- **WHAT YOU NEED TO DO**
Return the records exactly as they are.

- **DATA TO PROCESS**
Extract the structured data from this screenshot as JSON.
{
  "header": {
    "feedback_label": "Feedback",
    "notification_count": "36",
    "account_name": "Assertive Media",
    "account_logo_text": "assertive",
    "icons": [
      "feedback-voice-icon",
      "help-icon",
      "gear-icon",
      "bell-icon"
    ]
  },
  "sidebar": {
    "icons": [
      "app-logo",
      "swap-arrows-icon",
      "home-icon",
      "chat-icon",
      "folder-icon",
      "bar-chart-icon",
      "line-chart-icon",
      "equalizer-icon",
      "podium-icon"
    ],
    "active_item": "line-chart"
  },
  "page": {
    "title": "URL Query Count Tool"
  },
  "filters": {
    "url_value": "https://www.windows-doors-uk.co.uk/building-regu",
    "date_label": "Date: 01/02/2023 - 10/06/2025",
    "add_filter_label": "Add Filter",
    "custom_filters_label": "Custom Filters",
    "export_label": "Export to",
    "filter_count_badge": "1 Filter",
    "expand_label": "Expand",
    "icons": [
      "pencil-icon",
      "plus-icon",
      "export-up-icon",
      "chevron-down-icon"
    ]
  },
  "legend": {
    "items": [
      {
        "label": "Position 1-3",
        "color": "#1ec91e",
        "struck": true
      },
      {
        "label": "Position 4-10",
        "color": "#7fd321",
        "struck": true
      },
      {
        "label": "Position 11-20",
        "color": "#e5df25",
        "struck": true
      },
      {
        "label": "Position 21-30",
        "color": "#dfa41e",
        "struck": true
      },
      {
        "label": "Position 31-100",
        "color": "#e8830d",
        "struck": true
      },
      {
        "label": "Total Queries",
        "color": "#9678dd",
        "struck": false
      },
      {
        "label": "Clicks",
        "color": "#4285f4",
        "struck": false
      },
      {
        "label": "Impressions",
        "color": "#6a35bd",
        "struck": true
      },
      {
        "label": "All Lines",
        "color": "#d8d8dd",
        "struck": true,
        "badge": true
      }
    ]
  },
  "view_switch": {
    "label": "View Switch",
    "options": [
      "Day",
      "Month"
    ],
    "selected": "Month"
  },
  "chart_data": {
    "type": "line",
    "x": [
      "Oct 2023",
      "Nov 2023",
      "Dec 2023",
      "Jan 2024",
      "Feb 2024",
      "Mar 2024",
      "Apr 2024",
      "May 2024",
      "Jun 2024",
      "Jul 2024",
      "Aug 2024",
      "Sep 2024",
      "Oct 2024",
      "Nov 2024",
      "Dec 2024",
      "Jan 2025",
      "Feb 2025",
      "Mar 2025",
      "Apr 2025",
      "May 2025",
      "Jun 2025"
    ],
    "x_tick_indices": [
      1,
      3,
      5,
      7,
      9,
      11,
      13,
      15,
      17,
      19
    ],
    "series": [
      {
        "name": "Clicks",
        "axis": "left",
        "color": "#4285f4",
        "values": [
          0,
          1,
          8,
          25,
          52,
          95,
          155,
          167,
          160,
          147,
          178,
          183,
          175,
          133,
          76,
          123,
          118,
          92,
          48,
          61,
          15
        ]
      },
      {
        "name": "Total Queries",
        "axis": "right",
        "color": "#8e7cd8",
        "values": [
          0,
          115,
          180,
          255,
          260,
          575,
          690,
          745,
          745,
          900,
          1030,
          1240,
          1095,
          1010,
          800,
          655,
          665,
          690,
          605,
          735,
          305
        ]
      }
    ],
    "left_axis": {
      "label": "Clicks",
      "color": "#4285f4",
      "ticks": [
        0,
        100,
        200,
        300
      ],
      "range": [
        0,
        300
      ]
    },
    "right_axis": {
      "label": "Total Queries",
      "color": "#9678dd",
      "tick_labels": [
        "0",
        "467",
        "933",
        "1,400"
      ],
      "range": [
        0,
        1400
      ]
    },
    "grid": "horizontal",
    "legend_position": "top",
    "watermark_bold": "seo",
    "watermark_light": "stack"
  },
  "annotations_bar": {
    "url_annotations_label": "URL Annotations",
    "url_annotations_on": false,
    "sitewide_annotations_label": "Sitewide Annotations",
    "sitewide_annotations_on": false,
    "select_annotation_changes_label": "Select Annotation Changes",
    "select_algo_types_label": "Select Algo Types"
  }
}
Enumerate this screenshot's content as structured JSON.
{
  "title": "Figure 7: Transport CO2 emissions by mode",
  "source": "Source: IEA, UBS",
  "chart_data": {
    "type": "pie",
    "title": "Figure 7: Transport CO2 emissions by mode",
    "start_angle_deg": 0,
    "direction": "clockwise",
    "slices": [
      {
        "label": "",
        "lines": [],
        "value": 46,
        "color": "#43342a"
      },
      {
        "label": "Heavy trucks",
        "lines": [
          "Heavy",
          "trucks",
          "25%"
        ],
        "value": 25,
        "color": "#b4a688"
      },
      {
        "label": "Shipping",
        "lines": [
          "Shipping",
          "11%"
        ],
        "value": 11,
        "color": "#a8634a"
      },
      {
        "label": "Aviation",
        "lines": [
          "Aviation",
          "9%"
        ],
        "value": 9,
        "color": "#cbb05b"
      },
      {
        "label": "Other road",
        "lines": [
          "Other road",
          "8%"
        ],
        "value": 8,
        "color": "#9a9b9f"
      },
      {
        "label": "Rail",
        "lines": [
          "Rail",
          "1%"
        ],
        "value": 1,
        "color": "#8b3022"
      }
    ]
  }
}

- **TASK SOLUTION**
Extract the structured data from this screenshot as JSON.
{
  "header": {
    "feedback_label": "Feedback",
    "notification_count": "36",
    "account_name": "Assertive Media",
    "account_logo_text": "assertive",
    "icons": [
      "feedback-voice-icon",
      "help-icon",
      "gear-icon",
      "bell-icon"
    ]
  },
  "sidebar": {
    "icons": [
      "app-logo",
      "swap-arrows-icon",
      "home-icon",
      "chat-icon",
      "folder-icon",
      "bar-chart-icon",
      "line-chart-icon",
      "equalizer-icon",
      "podium-icon"
    ],
    "active_item": "line-chart"
  },
  "page": {
    "title": "URL Query Count Tool"
  },
  "filters": {
    "url_value": "https://www.windows-doors-uk.co.uk/building-regu",
    "date_label": "Date: 01/02/2023 - 10/06/2025",
    "add_filter_label": "Add Filter",
    "custom_filters_label": "Custom Filters",
    "export_label": "Export to",
    "filter_count_badge": "1 Filter",
    "expand_label": "Expand",
    "icons": [
      "pencil-icon",
      "plus-icon",
      "export-up-icon",
      "chevron-down-icon"
    ]
  },
  "legend": {
    "items": [
      {
        "label": "Position 1-3",
        "color": "#1ec91e",
        "struck": true
      },
      {
        "label": "Position 4-10",
        "color": "#7fd321",
        "struck": true
      },
      {
        "label": "Position 11-20",
        "color": "#e5df25",
        "struck": true
      },
      {
        "label": "Position 21-30",
        "color": "#dfa41e",
        "struck": true
      },
      {
        "label": "Position 31-100",
        "color": "#e8830d",
        "struck": true
      },
      {
        "label": "Total Queries",
        "color": "#9678dd",
        "struck": false
      },
      {
        "label": "Clicks",
        "color": "#4285f4",
        "struck": false
      },
      {
        "label": "Impressions",
        "color": "#6a35bd",
        "struck": true
      },
      {
        "label": "All Lines",
        "color": "#d8d8dd",
        "struck": true,
        "badge": true
      }
    ]
  },
  "view_switch": {
    "label": "View Switch",
    "options": [
      "Day",
      "Month"
    ],
    "selected": "Month"
  },
  "chart_data": {
    "type": "line",
    "x": [
      "Oct 2023",
      "Nov 2023",
      "Dec 2023",
      "Jan 2024",
      "Feb 2024",
      "Mar 2024",
      "Apr 2024",
      "May 2024",
      "Jun 2024",
      "Jul 2024",
      "Aug 2024",
      "Sep 2024",
      "Oct 2024",
      "Nov 2024",
      "Dec 2024",
      "Jan 2025",
      "Feb 2025",
      "Mar 2025",
      "Apr 2025",
      "May 2025",
      "Jun 2025"
    ],
    "x_tick_indices": [
      1,
      3,
      5,
      7,
      9,
      11,
      13,
      15,
      17,
      19
    ],
    "series": [
      {
        "name": "Clicks",
        "axis": "left",
        "color": "#4285f4",
        "values": [
          0,
          1,
          8,
          25,
          52,
          95,
          155,
          167,
          160,
          147,
          178,
          183,
          175,
          133,
          76,
          123,
          118,
          92,
          48,
          61,
          15
        ]
      },
      {
        "name": "Total Queries",
        "axis": "right",
        "color": "#8e7cd8",
        "values": [
          0,
          115,
          180,
          255,
          260,
          575,
          690,
          745,
          745,
          900,
          1030,
          1240,
          1095,
          1010,
          800,
          655,
          665,
          690,
          605,
          735,
          305
        ]
      }
    ],
    "left_axis": {
      "label": "Clicks",
      "color": "#4285f4",
      "ticks": [
        0,
        100,
        200,
        300
      ],
      "range": [
        0,
        300
      ]
    },
    "right_axis": {
      "label": "Total Queries",
      "color": "#9678dd",
      "tick_labels": [
        "0",
        "467",
        "933",
        "1,400"
      ],
      "range": [
        0,
        1400
      ]
    },
    "grid": "horizontal",
    "legend_position": "top",
    "watermark_bold": "seo",
    "watermark_light": "stack"
  },
  "annotations_bar": {
    "url_annotations_label": "URL Annotations",
    "url_annotations_on": false,
    "sitewide_annotations_label": "Sitewide Annotations",
    "sitewide_annotations_on": false,
    "select_annotation_changes_label": "Select Annotation Changes",
    "select_algo_types_label": "Select Algo Types"
  }
}
Enumerate this screenshot's content as structured JSON.
{
  "title": "Figure 7: Transport CO2 emissions by mode",
  "source": "Source: IEA, UBS",
  "chart_data": {
    "type": "pie",
    "title": "Figure 7: Transport CO2 emissions by mode",
    "start_angle_deg": 0,
    "direction": "clockwise",
    "slices": [
      {
        "label": "",
        "lines": [],
        "value": 46,
        "color": "#43342a"
      },
      {
        "label": "Heavy trucks",
        "lines": [
          "Heavy",
          "trucks",
          "25%"
        ],
        "value": 25,
        "color": "#b4a688"
      },
      {
        "label": "Shipping",
        "lines": [
          "Shipping",
          "11%"
        ],
        "value": 11,
        "color": "#a8634a"
      },
      {
        "label": "Aviation",
        "lines": [
          "Aviation",
          "9%"
        ],
        "value": 9,
        "color": "#cbb05b"
      },
      {
        "label": "Other road",
        "lines": [
          "Other road",
          "8%"
        ],
        "value": 8,
        "color": "#9a9b9f"
      },
      {
        "label": "Rail",
        "lines": [
          "Rail",
          "1%"
        ],
        "value": 1,
        "color": "#8b3022"
      }
    ]
  }
}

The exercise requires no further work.